Every entry needs to be reproduced exactly.

> **Provided material**:

------------------------------------

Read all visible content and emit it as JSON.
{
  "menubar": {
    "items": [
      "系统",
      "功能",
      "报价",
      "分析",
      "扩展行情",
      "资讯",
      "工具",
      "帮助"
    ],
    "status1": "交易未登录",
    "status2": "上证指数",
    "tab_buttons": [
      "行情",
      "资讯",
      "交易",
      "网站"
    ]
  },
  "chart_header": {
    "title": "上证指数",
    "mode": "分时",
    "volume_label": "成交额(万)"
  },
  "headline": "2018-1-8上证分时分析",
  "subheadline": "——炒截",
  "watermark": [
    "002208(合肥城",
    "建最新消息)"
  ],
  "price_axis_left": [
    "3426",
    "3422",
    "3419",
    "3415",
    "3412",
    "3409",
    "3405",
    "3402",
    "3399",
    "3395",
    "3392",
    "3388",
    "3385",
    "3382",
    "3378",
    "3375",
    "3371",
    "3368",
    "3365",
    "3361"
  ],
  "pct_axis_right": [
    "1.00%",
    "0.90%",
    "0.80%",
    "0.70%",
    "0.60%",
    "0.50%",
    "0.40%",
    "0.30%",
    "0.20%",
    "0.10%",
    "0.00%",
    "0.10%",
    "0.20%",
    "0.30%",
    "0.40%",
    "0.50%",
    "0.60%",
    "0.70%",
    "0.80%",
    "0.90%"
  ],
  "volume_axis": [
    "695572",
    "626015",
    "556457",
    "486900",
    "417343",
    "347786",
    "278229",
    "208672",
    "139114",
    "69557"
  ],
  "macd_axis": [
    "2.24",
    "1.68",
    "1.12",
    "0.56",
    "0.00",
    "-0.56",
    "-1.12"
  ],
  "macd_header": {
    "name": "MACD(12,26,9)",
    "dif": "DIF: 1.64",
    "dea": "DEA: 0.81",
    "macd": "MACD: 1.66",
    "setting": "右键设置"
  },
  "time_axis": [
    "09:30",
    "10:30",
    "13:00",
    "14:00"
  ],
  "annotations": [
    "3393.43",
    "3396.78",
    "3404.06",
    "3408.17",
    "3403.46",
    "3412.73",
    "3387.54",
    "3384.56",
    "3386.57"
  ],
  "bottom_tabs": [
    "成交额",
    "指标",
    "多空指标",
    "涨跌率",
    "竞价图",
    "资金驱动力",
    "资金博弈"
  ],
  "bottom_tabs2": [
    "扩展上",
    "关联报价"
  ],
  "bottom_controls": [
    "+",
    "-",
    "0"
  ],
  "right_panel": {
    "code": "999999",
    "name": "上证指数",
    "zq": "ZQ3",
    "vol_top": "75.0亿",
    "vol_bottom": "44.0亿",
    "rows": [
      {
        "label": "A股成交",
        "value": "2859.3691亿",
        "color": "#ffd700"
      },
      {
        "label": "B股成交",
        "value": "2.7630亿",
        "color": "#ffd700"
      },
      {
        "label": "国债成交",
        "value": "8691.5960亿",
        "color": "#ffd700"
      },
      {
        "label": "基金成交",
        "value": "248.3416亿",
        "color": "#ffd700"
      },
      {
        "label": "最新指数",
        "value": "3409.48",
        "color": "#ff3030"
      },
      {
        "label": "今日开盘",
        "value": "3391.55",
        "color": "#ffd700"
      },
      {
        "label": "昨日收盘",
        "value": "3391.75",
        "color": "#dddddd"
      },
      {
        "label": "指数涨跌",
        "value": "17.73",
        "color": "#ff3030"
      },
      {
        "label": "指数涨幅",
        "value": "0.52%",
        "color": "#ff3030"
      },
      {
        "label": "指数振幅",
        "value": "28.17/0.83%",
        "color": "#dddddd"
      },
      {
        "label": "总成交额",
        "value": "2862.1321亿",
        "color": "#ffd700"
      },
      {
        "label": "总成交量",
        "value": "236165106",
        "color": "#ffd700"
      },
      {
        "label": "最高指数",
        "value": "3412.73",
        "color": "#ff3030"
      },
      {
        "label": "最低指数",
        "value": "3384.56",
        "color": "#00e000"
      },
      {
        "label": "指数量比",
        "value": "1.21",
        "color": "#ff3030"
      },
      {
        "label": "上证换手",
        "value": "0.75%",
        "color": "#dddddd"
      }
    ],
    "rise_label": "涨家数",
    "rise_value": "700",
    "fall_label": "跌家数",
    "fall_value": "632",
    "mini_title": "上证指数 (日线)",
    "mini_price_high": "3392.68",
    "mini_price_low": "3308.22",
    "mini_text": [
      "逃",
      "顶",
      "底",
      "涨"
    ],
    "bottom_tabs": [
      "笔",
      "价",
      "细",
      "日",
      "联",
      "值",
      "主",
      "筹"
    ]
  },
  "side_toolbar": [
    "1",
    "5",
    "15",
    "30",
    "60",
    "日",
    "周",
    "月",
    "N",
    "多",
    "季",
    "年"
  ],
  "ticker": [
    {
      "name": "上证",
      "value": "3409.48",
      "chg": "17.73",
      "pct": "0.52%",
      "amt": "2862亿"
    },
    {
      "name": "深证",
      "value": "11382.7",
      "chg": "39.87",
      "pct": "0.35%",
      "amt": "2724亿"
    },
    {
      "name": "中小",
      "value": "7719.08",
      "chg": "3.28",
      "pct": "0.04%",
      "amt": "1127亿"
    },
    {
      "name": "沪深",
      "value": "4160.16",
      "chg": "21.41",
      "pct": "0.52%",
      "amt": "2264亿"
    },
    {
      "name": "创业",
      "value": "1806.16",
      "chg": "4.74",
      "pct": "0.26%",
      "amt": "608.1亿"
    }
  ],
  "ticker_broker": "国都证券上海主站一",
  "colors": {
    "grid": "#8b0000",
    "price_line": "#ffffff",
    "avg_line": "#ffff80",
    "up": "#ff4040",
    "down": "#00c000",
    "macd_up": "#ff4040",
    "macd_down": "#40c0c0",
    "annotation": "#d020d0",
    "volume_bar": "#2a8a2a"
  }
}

------------------------------------

> **Task answer**:
Read all visible content and emit it as JSON.
{
  "menubar": {
    "items": [
      "系统",
      "功能",
      "报价",
      "分析",
      "扩展行情",
      "资讯",
      "工具",
      "帮助"
    ],
    "status1": "交易未登录",
    "status2": "上证指数",
    "tab_buttons": [
      "行情",
      "资讯",
      "交易",
      "网站"
    ]
  },
  "chart_header": {
    "title": "上证指数",
    "mode": "分时",
    "volume_label": "成交额(万)"
  },
  "headline": "2018-1-8上证分时分析",
  "subheadline": "——炒截",
  "watermark": [
    "002208(合肥城",
    "建最新消息)"
  ],
  "price_axis_left": [
    "3426",
    "3422",
    "3419",
    "3415",
    "3412",
    "3409",
    "3405",
    "3402",
    "3399",
    "3395",
    "3392",
    "3388",
    "3385",
    "3382",
    "3378",
    "3375",
    "3371",
    "3368",
    "3365",
    "3361"
  ],
  "pct_axis_right": [
    "1.00%",
    "0.90%",
    "0.80%",
    "0.70%",
    "0.60%",
    "0.50%",
    "0.40%",
    "0.30%",
    "0.20%",
    "0.10%",
    "0.00%",
    "0.10%",
    "0.20%",
    "0.30%",
    "0.40%",
    "0.50%",
    "0.60%",
    "0.70%",
    "0.80%",
    "0.90%"
  ],
  "volume_axis": [
    "695572",
    "626015",
    "556457",
    "486900",
    "417343",
    "347786",
    "278229",
    "208672",
    "139114",
    "69557"
  ],
  "macd_axis": [
    "2.24",
    "1.68",
    "1.12",
    "0.56",
    "0.00",
    "-0.56",
    "-1.12"
  ],
  "macd_header": {
    "name": "MACD(12,26,9)",
    "dif": "DIF: 1.64",
    "dea": "DEA: 0.81",
    "macd": "MACD: 1.66",
    "setting": "右键设置"
  },
  "time_axis": [
    "09:30",
    "10:30",
    "13:00",
    "14:00"
  ],
  "annotations": [
    "3393.43",
    "3396.78",
    "3404.06",
    "3408.17",
    "3403.46",
    "3412.73",
    "3387.54",
    "3384.56",
    "3386.57"
  ],
  "bottom_tabs": [
    "成交额",
    "指标",
    "多空指标",
    "涨跌率",
    "竞价图",
    "资金驱动力",
    "资金博弈"
  ],
  "bottom_tabs2": [
    "扩展上",
    "关联报价"
  ],
  "bottom_controls": [
    "+",
    "-",
    "0"
  ],
  "right_panel": {
    "code": "999999",
    "name": "上证指数",
    "zq": "ZQ3",
    "vol_top": "75.0亿",
    "vol_bottom": "44.0亿",
    "rows": [
      {
        "label": "A股成交",
        "value": "2859.3691亿",
        "color": "#ffd700"
      },
      {
        "label": "B股成交",
        "value": "2.7630亿",
        "color": "#ffd700"
      },
      {
        "label": "国债成交",
        "value": "8691.5960亿",
        "color": "#ffd700"
      },
      {
        "label": "基金成交",
        "value": "248.3416亿",
        "color": "#ffd700"
      },
      {
        "label": "最新指数",
        "value": "3409.48",
        "color": "#ff3030"
      },
      {
        "label": "今日开盘",
        "value": "3391.55",
        "color": "#ffd700"
      },
      {
        "label": "昨日收盘",
        "value": "3391.75",
        "color": "#dddddd"
      },
      {
        "label": "指数涨跌",
        "value": "17.73",
        "color": "#ff3030"
      },
      {
        "label": "指数涨幅",
        "value": "0.52%",
        "color": "#ff3030"
      },
      {
        "label": "指数振幅",
        "value": "28.17/0.83%",
        "color": "#dddddd"
      },
      {
        "label": "总成交额",
        "value": "2862.1321亿",
        "color": "#ffd700"
      },
      {
        "label": "总成交量",
        "value": "236165106",
        "color": "#ffd700"
      },
      {
        "label": "最高指数",
        "value": "3412.73",
        "color": "#ff3030"
      },
      {
        "label": "最低指数",
        "value": "3384.56",
        "color": "#00e000"
      },
      {
        "label": "指数量比",
        "value": "1.21",
        "color": "#ff3030"
      },
      {
        "label": "上证换手",
        "value": "0.75%",
        "color": "#dddddd"
      }
    ],
    "rise_label": "涨家数",
    "rise_value": "700",
    "fall_label": "跌家数",
    "fall_value": "632",
    "mini_title": "上证指数 (日线)",
    "mini_price_high": "3392.68",
    "mini_price_low": "3308.22",
    "mini_text": [
      "逃",
      "顶",
      "底",
      "涨"
    ],
    "bottom_tabs": [
      "笔",
      "价",
      "细",
      "日",
      "联",
      "值",
      "主",
      "筹"
    ]
  },
  "side_toolbar": [
    "1",
    "5",
    "15",
    "30",
    "60",
    "日",
    "周",
    "月",
    "N",
    "多",
    "季",
    "年"
  ],
  "ticker": [
    {
      "name": "上证",
      "value": "3409.48",
      "chg": "17.73",
      "pct": "0.52%",
      "amt": "2862亿"
    },
    {
      "name": "深证",
      "value": "11382.7",
      "chg": "39.87",
      "pct": "0.35%",
      "amt": "2724亿"
    },
    {
      "name": "中小",
      "value": "7719.08",
      "chg": "3.28",
      "pct": "0.04%",
      "amt": "1127亿"
    },
    {
      "name": "沪深",
      "value": "4160.16",
      "chg": "21.41",
      "pct": "0.52%",
      "amt": "2264亿"
    },
    {
      "name": "创业",
      "value": "1806.16",
      "chg": "4.74",
      "pct": "0.26%",
      "amt": "608.1亿"
    }
  ],
  "ticker_broker": "国都证券上海主站一",
  "colors": {
    "grid": "#8b0000",
    "price_line": "#ffffff",
    "avg_line": "#ffff80",
    "up": "#ff4040",
    "down": "#00c000",
    "macd_up": "#ff4040",
    "macd_down": "#40c0c0",
    "annotation": "#d020d0",
    "volume_bar": "#2a8a2a"
  }
}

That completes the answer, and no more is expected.